> _Tugas dan Latihan_:
- 1) Menurut teks tentang Vaksin Nusantara, siapa yang membuat alat screening Covid-19 GeNOSE?
- 2) Lanjutkan teks tentang Vaksin Nusantara mulai dari setelah kalimat terakhirnya.

> _Teks Halaman_:
Vaksin Nusantara Disambut Nyinyir, dr Tifa: Walau Doktor,Tidak Semua Hal Anda Tahu!

eramuslim.com – Ahli epidemiologi dr Tifauzia Tyassuma atau dr Tifa membeberkan beberapa penemuan ilmuwan Indonesia terkait vaksin dan alat rapid test.

Alat rapid rest antibodi RI-GHA dibuat oleh UGM-UNAIR.

Alat rapid test antigen dibuat UNPAD.

GeNOSE alat screening Covid-19 dibuat UGM.

Vaksin Merah Putih dibuat oleh Eijkmann Institute dan Konsorsium.

Vaksin Nusantara dibuat Rama Pharma, AIVITA, RS Karyadi, dan UNDIP.

Inisiator sekaligus juru bicara Vaksin Nusantara adalah mantan Menteri Kesehatan (Menkes) dr Terawan.

> _Data Hasil Ekstraksi_:
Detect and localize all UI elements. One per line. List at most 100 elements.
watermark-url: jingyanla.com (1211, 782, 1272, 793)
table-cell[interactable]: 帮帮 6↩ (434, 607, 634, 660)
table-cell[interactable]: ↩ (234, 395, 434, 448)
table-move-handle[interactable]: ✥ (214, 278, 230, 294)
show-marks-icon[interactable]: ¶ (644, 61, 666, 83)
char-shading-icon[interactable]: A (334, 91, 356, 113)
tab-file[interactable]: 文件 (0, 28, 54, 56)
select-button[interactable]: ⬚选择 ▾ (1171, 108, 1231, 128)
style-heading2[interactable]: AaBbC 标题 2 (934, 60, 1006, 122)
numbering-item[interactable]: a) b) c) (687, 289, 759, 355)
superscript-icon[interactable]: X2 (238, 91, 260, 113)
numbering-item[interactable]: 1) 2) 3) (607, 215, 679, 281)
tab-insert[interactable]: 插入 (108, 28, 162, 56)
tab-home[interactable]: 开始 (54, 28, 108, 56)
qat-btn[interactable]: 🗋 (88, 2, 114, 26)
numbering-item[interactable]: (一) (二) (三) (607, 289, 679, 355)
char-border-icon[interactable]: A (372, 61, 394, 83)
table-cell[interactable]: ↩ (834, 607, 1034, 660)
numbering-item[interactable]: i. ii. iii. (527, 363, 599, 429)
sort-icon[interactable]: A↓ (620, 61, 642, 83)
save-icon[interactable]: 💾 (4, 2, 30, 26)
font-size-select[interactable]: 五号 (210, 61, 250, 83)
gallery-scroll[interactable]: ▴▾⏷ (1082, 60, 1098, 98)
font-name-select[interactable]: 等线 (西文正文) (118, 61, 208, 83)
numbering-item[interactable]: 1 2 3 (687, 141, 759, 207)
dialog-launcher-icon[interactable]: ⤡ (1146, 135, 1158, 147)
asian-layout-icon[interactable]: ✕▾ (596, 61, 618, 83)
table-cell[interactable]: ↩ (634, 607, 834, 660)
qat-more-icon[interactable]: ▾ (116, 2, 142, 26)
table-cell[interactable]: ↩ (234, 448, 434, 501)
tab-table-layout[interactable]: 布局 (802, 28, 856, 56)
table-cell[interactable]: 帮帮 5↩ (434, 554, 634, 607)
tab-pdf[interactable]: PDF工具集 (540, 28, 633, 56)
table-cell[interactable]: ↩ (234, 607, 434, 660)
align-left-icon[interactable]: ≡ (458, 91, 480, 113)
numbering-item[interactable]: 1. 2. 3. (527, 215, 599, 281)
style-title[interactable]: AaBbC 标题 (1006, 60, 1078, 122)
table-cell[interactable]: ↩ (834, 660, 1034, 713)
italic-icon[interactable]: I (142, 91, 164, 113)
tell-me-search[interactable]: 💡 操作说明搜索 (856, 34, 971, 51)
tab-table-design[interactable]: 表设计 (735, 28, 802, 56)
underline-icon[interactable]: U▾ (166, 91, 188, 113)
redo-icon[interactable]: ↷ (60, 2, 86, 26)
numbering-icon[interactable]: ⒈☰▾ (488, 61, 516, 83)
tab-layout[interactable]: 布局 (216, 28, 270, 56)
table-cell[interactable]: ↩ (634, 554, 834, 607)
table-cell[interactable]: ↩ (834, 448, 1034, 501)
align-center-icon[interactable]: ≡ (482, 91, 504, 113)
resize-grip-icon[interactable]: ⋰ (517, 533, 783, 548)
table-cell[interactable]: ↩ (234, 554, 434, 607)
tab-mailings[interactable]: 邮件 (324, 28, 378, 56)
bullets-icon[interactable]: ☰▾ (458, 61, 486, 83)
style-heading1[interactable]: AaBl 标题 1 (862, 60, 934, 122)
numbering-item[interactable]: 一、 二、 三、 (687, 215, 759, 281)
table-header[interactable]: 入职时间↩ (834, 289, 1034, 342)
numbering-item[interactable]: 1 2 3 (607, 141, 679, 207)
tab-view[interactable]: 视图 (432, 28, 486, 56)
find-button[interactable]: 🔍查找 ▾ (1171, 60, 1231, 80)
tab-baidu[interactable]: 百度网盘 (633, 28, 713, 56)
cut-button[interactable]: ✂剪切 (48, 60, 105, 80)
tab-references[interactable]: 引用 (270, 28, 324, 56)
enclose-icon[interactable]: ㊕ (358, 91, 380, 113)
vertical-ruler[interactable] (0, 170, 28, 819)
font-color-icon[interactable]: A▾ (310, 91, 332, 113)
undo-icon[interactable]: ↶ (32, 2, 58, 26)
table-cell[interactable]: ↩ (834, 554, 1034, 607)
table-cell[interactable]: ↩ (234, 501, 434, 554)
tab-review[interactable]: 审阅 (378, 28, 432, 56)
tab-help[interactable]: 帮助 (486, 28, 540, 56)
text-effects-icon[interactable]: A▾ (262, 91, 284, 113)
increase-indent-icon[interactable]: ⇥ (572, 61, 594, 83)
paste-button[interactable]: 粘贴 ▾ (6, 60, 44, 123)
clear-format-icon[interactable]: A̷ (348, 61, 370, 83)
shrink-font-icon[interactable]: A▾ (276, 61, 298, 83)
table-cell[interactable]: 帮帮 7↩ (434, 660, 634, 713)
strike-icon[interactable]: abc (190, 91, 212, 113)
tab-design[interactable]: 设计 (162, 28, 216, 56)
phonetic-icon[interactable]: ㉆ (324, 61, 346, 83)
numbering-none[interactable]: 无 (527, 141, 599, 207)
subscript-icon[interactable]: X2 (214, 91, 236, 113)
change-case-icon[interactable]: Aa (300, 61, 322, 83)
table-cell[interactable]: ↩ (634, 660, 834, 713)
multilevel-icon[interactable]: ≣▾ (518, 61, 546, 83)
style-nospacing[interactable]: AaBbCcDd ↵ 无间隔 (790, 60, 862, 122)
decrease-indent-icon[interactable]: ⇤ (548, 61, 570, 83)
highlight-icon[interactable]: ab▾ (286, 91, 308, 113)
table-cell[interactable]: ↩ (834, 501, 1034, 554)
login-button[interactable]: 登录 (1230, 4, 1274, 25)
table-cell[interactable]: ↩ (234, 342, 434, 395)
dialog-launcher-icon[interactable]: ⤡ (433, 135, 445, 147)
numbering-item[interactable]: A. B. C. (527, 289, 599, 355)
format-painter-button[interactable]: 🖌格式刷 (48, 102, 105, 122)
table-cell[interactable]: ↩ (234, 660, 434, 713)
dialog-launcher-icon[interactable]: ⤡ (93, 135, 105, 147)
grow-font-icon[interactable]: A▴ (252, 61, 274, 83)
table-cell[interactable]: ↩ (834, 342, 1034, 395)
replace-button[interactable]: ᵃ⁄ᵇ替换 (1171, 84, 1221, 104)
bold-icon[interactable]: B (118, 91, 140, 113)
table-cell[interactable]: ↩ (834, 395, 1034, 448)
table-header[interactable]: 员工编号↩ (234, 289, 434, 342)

> _Hasil Latihan_:
- 1) UGM

- 2)
Vaksin Nusantara Disambut Nyinyir, dr Tifa: Tidak Semua Hal Anda Tahu, Mentang-mentang Anda Doktor

“Semua adalah karya anak bangsa yang harus diapresiasi,” kata dr Tifa, dikutip Pojoksatu.id dari Facebooknya, Tifauzia Tyassuma, Minggu (21/1).

Menurut dr Tifa, semua tinggal membuktikan kesahihannya (validitas) melalui uji klinis yang baik. Dan semua nanti tinggal membuktikan keterandalannya (reliabilitas) di lapangan ketika bertemu dengan manusia yang menjadi targetnya.

Akademisi dan peneliti dari Lembaga Ahlina Institute ini menyesalkan sikap para ilmuwan dan doktor yang selalu nyinyir dengan karya anak bangsa.

Ia mengungkap kebiasaan orang Indonesia yang belum apa-apa sudah menentang, berpolemik, berpendapat, komentar nyinyir, dan asal bunyi.

Parahnya, yang menentang keras dan nyinyir justru dari kalangan ilmuwan dan para dokter.

“Persis seperti berbagai pendapat berbasis kompetensi epidemiologi prediktif yang secara rutin saya sampaikan di sosial media dan media mainstream,” katanya.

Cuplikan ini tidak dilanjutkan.